Exercise goal: What is the number of lines containing "Редактиране"? Give only that number.

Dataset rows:

------------------------------------

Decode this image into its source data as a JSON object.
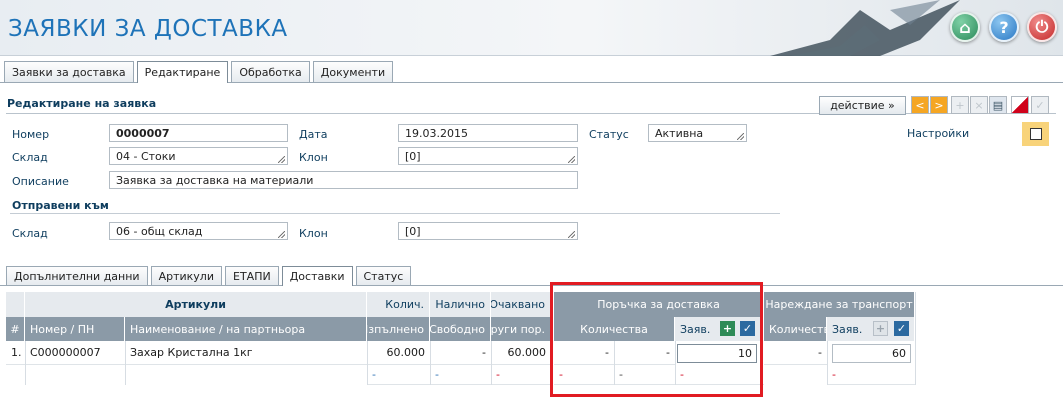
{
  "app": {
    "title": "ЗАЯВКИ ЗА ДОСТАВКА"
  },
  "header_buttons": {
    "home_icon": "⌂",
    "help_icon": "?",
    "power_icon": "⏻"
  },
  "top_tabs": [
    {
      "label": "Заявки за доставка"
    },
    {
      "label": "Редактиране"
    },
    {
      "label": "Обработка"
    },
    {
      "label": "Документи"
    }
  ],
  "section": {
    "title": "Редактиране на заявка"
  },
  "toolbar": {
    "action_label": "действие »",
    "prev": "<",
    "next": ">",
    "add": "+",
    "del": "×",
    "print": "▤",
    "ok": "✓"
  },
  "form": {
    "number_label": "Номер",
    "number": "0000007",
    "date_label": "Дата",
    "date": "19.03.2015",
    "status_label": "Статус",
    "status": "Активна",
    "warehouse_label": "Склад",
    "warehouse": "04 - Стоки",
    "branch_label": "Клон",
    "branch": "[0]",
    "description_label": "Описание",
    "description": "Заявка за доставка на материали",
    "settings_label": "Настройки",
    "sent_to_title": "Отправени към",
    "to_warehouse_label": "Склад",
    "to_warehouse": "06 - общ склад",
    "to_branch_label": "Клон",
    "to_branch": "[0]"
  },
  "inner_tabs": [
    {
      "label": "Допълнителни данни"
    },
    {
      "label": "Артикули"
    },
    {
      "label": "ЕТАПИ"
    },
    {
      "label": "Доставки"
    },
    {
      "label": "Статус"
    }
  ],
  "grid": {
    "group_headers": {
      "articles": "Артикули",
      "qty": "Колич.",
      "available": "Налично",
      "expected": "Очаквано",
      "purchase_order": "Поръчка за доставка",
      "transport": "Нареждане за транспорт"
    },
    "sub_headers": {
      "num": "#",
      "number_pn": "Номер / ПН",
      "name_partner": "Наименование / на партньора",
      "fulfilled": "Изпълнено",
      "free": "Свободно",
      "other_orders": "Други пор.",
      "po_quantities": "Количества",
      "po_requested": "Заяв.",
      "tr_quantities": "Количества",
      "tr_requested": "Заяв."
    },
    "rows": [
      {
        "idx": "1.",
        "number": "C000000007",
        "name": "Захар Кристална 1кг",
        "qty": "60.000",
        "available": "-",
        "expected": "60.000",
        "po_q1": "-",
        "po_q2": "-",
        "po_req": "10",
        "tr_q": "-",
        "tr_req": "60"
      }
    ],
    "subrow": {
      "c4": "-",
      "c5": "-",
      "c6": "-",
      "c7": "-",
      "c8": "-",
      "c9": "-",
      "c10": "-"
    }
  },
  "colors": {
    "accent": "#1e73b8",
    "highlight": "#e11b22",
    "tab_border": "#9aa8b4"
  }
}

------------------------------------

Result of this task: 2